[Dataset excerpts]
** Begin **
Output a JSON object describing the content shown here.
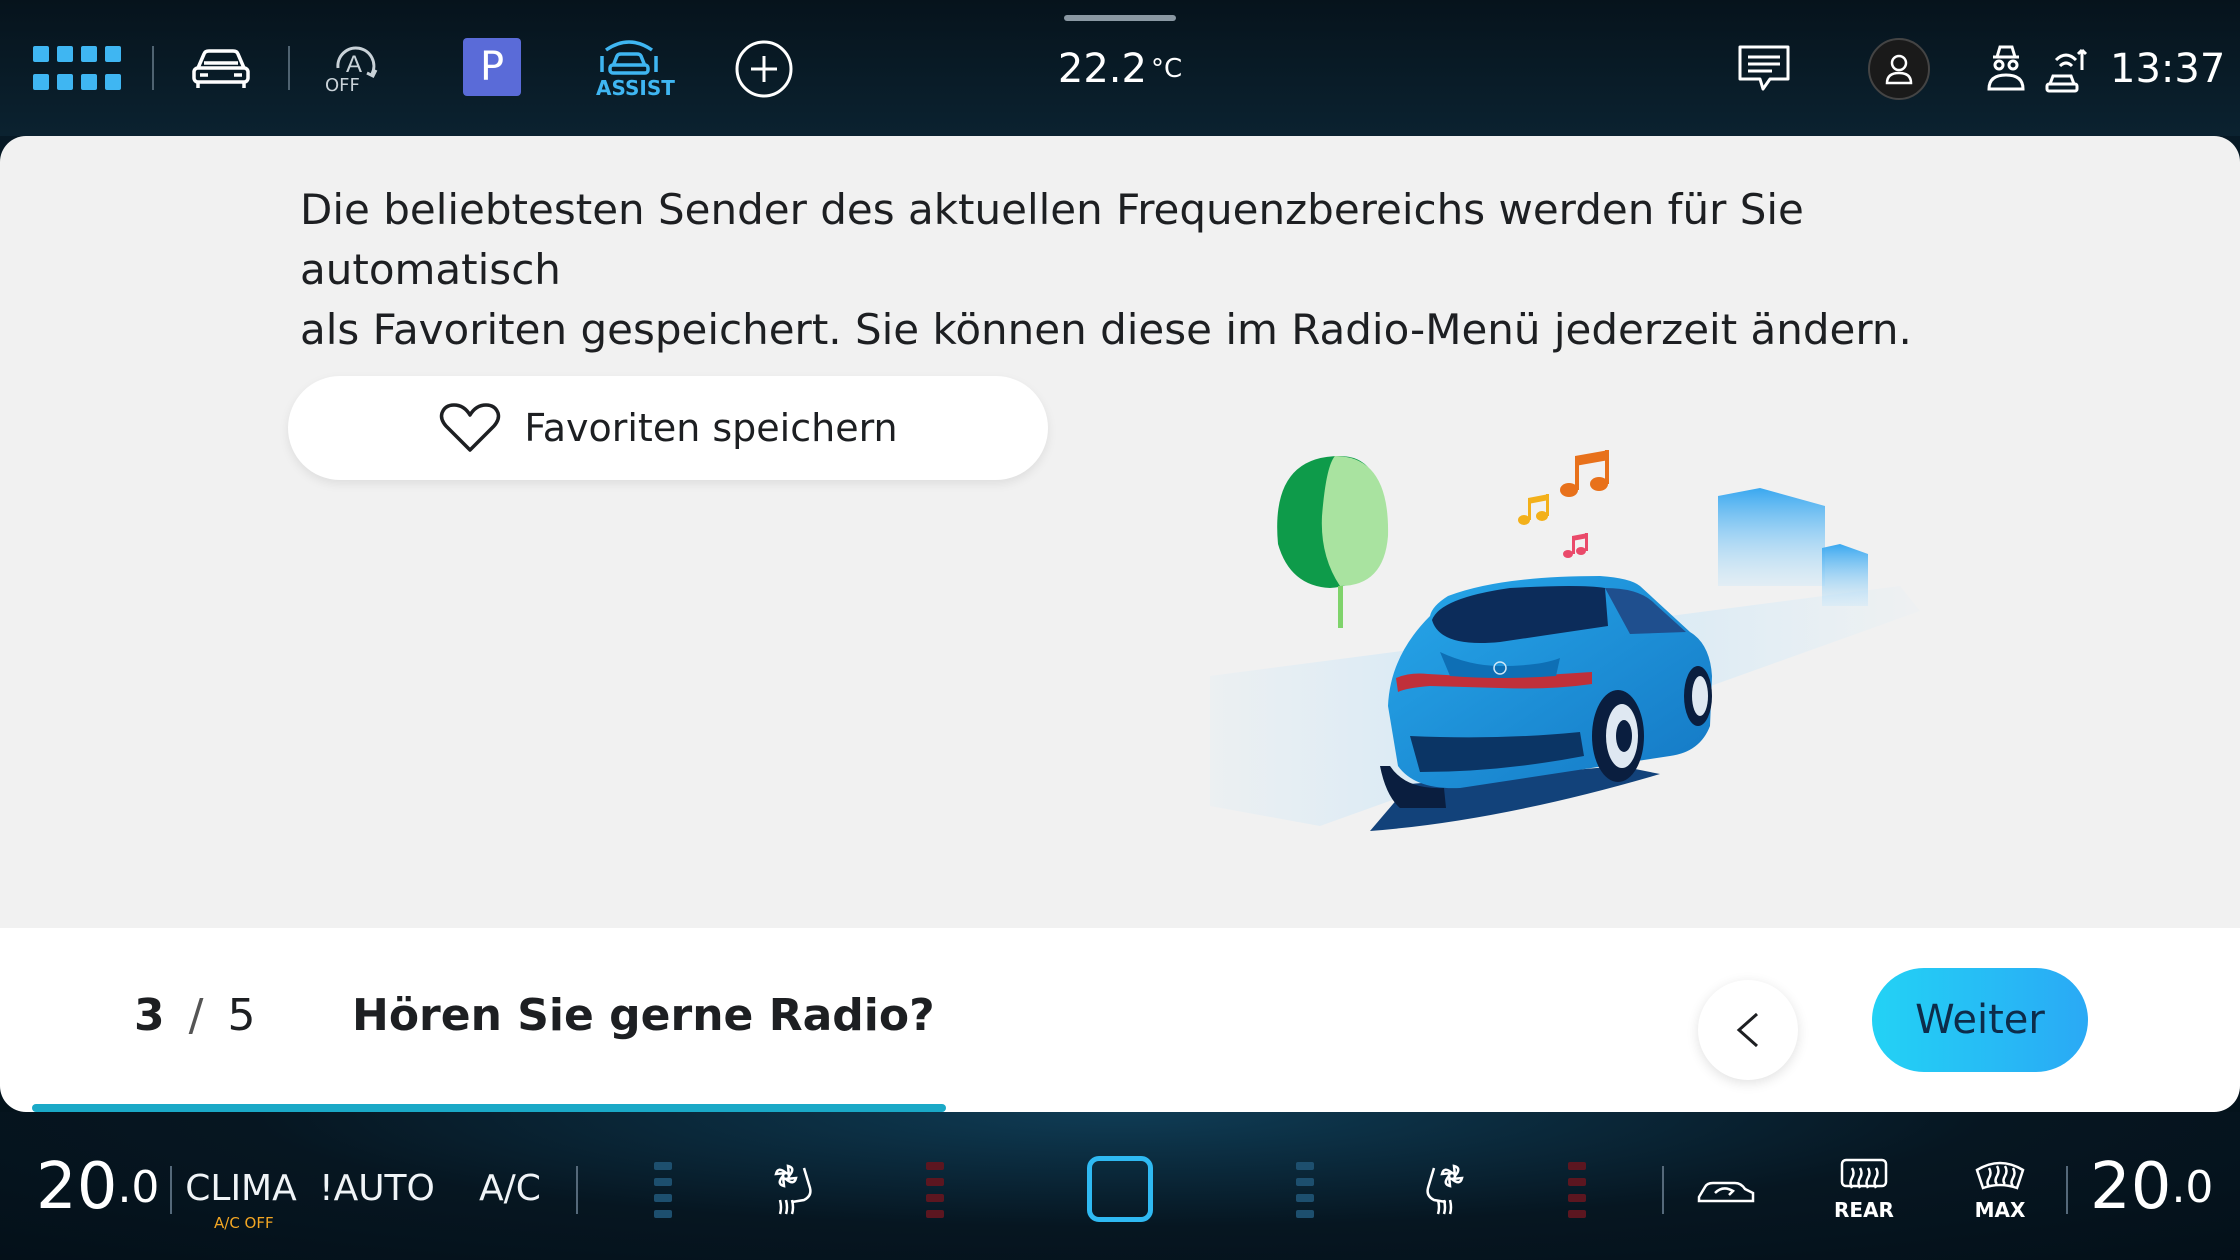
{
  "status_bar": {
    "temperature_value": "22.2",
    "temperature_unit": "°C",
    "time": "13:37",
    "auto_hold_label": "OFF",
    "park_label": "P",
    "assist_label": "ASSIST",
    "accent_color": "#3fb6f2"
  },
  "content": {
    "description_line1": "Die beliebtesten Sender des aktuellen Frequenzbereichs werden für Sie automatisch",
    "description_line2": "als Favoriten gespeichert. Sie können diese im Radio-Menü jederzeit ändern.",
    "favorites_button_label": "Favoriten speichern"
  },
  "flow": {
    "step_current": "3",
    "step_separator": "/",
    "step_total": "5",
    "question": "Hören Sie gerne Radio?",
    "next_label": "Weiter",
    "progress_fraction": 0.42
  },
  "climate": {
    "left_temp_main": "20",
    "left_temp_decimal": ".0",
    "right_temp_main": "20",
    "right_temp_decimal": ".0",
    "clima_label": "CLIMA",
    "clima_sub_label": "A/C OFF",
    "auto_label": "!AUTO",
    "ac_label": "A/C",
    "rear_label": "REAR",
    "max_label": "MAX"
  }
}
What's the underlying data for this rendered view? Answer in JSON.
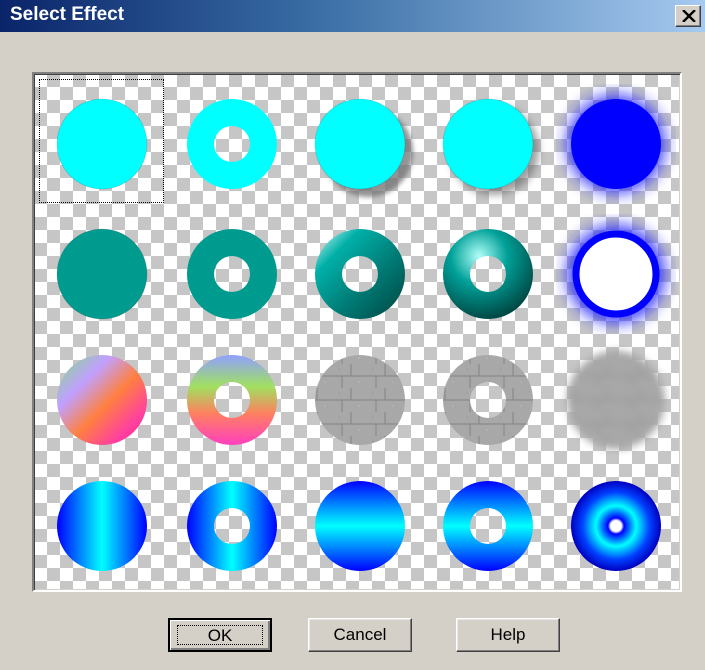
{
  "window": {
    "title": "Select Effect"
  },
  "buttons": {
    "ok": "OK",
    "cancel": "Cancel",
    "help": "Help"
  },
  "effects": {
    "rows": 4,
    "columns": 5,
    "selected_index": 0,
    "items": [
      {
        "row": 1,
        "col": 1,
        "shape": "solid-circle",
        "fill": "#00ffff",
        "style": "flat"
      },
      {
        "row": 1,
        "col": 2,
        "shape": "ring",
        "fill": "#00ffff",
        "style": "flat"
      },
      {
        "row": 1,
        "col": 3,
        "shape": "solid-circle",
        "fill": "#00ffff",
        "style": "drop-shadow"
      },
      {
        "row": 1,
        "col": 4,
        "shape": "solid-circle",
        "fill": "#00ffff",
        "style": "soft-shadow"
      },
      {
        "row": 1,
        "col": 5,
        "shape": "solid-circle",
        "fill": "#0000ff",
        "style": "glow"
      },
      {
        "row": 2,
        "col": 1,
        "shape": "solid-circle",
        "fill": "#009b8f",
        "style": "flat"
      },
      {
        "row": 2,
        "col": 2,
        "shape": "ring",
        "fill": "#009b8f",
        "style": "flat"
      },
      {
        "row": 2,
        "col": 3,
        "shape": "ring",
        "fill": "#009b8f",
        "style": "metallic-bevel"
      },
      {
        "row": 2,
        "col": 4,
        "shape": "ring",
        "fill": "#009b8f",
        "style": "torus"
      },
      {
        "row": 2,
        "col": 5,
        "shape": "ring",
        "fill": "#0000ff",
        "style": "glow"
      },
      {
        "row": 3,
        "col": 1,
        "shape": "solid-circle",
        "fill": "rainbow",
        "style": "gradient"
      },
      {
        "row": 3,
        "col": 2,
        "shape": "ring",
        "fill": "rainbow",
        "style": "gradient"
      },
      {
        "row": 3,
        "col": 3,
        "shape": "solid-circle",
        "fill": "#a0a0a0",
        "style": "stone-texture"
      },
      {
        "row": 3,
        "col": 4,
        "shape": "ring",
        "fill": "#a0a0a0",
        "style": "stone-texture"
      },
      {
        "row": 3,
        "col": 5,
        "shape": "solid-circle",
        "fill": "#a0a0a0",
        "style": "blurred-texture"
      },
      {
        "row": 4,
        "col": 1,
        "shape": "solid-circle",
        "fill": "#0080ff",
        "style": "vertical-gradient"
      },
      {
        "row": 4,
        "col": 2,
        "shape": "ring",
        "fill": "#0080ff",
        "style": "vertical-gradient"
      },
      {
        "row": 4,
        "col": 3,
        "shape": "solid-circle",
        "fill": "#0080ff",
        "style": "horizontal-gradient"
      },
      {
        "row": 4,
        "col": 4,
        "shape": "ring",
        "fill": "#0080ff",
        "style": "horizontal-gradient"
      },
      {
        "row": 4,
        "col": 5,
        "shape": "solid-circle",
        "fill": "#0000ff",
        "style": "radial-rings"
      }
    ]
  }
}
** End **
** Begin **
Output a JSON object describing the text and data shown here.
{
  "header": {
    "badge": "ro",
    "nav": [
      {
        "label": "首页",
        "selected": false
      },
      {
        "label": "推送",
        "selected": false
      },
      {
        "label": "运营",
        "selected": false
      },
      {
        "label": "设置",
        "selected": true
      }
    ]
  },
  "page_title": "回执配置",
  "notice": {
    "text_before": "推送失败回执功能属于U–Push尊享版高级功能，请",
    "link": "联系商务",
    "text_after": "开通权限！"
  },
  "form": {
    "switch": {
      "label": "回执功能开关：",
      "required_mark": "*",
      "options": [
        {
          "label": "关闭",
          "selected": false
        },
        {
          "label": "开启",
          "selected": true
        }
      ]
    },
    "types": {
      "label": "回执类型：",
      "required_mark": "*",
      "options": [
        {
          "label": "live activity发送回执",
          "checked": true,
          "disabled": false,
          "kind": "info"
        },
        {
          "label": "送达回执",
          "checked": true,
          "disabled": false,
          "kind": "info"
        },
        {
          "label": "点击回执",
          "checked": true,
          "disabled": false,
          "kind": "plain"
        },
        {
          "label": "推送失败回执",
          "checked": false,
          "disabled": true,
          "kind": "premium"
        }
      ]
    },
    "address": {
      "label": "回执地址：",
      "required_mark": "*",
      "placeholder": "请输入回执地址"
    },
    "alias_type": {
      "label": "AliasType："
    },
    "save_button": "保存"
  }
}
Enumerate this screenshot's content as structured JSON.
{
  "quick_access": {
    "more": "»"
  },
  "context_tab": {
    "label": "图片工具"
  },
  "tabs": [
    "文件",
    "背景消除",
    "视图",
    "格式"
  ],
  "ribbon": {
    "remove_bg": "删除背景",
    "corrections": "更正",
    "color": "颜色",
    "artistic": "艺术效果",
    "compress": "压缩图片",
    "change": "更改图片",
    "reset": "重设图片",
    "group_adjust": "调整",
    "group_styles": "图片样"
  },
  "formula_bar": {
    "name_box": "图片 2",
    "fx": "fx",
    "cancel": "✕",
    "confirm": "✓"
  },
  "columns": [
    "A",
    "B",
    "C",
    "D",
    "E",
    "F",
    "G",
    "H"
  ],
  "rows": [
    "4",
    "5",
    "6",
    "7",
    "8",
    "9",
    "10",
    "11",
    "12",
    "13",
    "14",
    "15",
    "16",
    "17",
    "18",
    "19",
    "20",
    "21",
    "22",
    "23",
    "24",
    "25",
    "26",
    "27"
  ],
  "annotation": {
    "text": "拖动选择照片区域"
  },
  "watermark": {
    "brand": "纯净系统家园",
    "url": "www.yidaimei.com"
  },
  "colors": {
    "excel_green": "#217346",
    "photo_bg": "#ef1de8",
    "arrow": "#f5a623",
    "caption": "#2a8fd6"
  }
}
** End **
> [WRITTEN PROBLEM]:
Looking at the entries above, say how many lines contain the word "Favoriten". Only the number is wanted.

> [WORKED ANSWER]:
2